● Exercise task: Tally the lines in the listing below that include "title". Answer with the count and nothing more.
-- Start of Records provided --
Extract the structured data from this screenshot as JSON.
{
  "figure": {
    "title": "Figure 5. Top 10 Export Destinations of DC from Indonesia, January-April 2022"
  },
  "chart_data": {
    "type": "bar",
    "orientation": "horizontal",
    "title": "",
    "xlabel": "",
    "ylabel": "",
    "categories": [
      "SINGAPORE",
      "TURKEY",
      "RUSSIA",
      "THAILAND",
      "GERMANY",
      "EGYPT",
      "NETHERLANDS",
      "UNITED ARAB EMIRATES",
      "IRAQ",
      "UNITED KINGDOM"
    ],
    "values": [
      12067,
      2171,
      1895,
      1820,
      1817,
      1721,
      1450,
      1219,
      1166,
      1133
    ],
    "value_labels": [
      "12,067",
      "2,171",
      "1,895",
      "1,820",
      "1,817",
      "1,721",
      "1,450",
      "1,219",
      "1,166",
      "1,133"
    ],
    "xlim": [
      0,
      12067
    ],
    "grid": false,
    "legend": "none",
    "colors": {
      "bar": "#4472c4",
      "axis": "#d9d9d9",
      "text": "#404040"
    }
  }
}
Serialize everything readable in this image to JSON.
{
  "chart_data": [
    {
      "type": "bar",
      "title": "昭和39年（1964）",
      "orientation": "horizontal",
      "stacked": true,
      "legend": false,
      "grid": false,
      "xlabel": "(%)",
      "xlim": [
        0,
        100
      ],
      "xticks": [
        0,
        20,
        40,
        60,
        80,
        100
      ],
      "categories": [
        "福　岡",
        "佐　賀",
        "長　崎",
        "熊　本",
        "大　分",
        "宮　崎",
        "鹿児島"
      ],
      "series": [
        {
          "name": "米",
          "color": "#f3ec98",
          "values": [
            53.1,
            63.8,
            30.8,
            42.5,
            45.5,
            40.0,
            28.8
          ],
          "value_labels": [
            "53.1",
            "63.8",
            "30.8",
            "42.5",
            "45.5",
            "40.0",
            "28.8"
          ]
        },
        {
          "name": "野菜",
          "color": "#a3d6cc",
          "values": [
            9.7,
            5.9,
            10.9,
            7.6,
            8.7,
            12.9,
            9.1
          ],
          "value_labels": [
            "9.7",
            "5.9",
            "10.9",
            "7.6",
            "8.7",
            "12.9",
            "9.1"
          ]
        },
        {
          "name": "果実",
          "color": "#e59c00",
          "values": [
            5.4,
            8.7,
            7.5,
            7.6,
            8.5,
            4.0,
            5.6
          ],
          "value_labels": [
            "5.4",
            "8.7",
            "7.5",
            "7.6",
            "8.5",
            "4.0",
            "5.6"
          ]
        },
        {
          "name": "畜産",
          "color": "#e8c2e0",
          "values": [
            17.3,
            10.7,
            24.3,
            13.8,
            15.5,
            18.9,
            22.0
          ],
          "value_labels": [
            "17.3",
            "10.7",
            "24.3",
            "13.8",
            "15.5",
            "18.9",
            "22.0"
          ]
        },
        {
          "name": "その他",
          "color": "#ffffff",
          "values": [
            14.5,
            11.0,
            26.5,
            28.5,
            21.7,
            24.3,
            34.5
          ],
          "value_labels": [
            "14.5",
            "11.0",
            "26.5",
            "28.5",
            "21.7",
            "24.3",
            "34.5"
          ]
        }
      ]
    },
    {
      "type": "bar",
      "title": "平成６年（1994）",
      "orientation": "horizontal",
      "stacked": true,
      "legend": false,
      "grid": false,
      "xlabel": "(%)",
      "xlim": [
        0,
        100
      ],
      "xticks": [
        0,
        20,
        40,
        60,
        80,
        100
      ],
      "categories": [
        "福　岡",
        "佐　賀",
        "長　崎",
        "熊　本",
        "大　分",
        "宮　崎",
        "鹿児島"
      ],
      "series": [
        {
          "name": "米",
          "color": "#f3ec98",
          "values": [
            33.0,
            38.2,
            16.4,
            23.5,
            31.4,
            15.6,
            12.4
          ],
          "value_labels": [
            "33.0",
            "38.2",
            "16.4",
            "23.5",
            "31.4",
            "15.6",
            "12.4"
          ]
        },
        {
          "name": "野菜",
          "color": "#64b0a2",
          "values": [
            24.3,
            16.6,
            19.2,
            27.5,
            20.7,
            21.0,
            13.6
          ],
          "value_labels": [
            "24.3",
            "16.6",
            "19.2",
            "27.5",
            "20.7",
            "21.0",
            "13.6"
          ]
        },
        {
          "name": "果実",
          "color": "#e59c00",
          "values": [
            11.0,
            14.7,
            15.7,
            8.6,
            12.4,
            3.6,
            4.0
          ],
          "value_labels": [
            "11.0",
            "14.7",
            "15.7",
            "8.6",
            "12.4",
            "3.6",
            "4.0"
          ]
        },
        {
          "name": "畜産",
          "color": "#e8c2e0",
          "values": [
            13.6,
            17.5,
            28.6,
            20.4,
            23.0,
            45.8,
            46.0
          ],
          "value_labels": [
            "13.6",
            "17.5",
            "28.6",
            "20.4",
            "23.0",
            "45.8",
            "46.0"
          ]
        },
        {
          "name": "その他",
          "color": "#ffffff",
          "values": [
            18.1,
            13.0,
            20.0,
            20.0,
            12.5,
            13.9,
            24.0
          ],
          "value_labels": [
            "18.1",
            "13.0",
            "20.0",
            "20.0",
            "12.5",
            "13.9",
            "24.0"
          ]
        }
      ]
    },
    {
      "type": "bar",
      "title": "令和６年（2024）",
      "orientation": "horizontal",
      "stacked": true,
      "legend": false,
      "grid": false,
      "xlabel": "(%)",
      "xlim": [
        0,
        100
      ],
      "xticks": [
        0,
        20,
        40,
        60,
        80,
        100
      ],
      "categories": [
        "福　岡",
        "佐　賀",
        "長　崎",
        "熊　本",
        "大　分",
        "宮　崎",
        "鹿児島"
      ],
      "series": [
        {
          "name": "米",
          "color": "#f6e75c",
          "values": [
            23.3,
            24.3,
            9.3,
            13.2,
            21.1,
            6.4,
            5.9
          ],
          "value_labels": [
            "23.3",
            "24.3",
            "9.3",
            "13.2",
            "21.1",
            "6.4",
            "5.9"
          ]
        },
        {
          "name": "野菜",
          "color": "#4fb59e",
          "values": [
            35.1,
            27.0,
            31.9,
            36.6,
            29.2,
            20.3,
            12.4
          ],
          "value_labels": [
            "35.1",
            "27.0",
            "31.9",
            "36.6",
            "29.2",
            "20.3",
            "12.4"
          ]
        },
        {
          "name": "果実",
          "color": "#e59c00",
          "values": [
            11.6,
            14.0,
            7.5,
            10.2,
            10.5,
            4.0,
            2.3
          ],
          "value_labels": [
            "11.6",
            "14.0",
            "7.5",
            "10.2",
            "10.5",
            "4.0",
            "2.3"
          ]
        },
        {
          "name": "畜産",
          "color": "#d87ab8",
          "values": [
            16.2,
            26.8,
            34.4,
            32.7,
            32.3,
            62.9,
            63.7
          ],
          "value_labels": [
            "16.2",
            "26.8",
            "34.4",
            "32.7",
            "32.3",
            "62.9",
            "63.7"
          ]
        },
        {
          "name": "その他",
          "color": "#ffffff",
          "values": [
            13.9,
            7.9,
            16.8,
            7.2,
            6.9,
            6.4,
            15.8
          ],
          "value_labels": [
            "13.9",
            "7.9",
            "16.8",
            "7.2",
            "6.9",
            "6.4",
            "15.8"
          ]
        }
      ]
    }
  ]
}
-- End of Records provided --
● Task solution: 5